▶ JOB:
Print all of the data exactly as written.

======== RECORDS SUPPLIED ========

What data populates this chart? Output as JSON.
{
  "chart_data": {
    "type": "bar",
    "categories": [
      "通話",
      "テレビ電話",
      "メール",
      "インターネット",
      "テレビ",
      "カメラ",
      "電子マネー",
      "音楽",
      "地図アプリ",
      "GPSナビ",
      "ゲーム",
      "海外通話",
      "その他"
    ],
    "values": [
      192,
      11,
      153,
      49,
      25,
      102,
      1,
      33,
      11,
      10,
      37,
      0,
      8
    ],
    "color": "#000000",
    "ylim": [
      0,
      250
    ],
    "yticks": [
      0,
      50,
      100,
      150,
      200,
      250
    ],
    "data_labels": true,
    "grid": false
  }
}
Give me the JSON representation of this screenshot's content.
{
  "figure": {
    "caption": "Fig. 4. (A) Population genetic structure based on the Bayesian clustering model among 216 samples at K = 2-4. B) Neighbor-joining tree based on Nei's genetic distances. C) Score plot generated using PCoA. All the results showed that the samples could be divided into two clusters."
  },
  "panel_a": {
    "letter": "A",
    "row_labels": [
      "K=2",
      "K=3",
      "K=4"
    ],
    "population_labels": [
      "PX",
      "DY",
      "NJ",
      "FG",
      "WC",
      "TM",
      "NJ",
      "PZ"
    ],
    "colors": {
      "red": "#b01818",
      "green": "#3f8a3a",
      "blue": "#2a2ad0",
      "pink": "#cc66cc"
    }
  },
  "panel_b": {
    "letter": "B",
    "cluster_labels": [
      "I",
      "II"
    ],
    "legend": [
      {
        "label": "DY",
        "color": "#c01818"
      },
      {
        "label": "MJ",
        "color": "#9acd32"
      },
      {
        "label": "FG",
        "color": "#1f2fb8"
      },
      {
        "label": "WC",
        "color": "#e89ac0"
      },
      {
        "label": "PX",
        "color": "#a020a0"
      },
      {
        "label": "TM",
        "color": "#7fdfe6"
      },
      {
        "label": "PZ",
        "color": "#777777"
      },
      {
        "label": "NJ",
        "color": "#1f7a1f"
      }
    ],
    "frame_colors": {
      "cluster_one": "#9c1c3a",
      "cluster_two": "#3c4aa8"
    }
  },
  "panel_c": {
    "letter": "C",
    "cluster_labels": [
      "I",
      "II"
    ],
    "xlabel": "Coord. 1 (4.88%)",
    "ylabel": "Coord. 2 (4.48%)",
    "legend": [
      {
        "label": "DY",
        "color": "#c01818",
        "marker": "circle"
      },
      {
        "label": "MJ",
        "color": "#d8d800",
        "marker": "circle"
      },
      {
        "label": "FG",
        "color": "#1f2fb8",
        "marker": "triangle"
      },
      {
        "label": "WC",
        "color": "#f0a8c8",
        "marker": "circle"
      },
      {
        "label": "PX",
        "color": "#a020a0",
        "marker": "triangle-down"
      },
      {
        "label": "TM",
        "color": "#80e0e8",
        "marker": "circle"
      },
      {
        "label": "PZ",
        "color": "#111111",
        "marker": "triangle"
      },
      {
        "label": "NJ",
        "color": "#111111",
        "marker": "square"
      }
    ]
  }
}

========

▶ THE SOLUTION:
What data populates this chart? Output as JSON.
{
  "chart_data": {
    "type": "bar",
    "categories": [
      "通話",
      "テレビ電話",
      "メール",
      "インターネット",
      "テレビ",
      "カメラ",
      "電子マネー",
      "音楽",
      "地図アプリ",
      "GPSナビ",
      "ゲーム",
      "海外通話",
      "その他"
    ],
    "values": [
      192,
      11,
      153,
      49,
      25,
      102,
      1,
      33,
      11,
      10,
      37,
      0,
      8
    ],
    "color": "#000000",
    "ylim": [
      0,
      250
    ],
    "yticks": [
      0,
      50,
      100,
      150,
      200,
      250
    ],
    "data_labels": true,
    "grid": false
  }
}
Give me the JSON representation of this screenshot's content.
{
  "figure": {
    "caption": "Fig. 4. (A) Population genetic structure based on the Bayesian clustering model among 216 samples at K = 2-4. B) Neighbor-joining tree based on Nei's genetic distances. C) Score plot generated using PCoA. All the results showed that the samples could be divided into two clusters."
  },
  "panel_a": {
    "letter": "A",
    "row_labels": [
      "K=2",
      "K=3",
      "K=4"
    ],
    "population_labels": [
      "PX",
      "DY",
      "NJ",
      "FG",
      "WC",
      "TM",
      "NJ",
      "PZ"
    ],
    "colors": {
      "red": "#b01818",
      "green": "#3f8a3a",
      "blue": "#2a2ad0",
      "pink": "#cc66cc"
    }
  },
  "panel_b": {
    "letter": "B",
    "cluster_labels": [
      "I",
      "II"
    ],
    "legend": [
      {
        "label": "DY",
        "color": "#c01818"
      },
      {
        "label": "MJ",
        "color": "#9acd32"
      },
      {
        "label": "FG",
        "color": "#1f2fb8"
      },
      {
        "label": "WC",
        "color": "#e89ac0"
      },
      {
        "label": "PX",
        "color": "#a020a0"
      },
      {
        "label": "TM",
        "color": "#7fdfe6"
      },
      {
        "label": "PZ",
        "color": "#777777"
      },
      {
        "label": "NJ",
        "color": "#1f7a1f"
      }
    ],
    "frame_colors": {
      "cluster_one": "#9c1c3a",
      "cluster_two": "#3c4aa8"
    }
  },
  "panel_c": {
    "letter": "C",
    "cluster_labels": [
      "I",
      "II"
    ],
    "xlabel": "Coord. 1 (4.88%)",
    "ylabel": "Coord. 2 (4.48%)",
    "legend": [
      {
        "label": "DY",
        "color": "#c01818",
        "marker": "circle"
      },
      {
        "label": "MJ",
        "color": "#d8d800",
        "marker": "circle"
      },
      {
        "label": "FG",
        "color": "#1f2fb8",
        "marker": "triangle"
      },
      {
        "label": "WC",
        "color": "#f0a8c8",
        "marker": "circle"
      },
      {
        "label": "PX",
        "color": "#a020a0",
        "marker": "triangle-down"
      },
      {
        "label": "TM",
        "color": "#80e0e8",
        "marker": "circle"
      },
      {
        "label": "PZ",
        "color": "#111111",
        "marker": "triangle"
      },
      {
        "label": "NJ",
        "color": "#111111",
        "marker": "square"
      }
    ]
  }
}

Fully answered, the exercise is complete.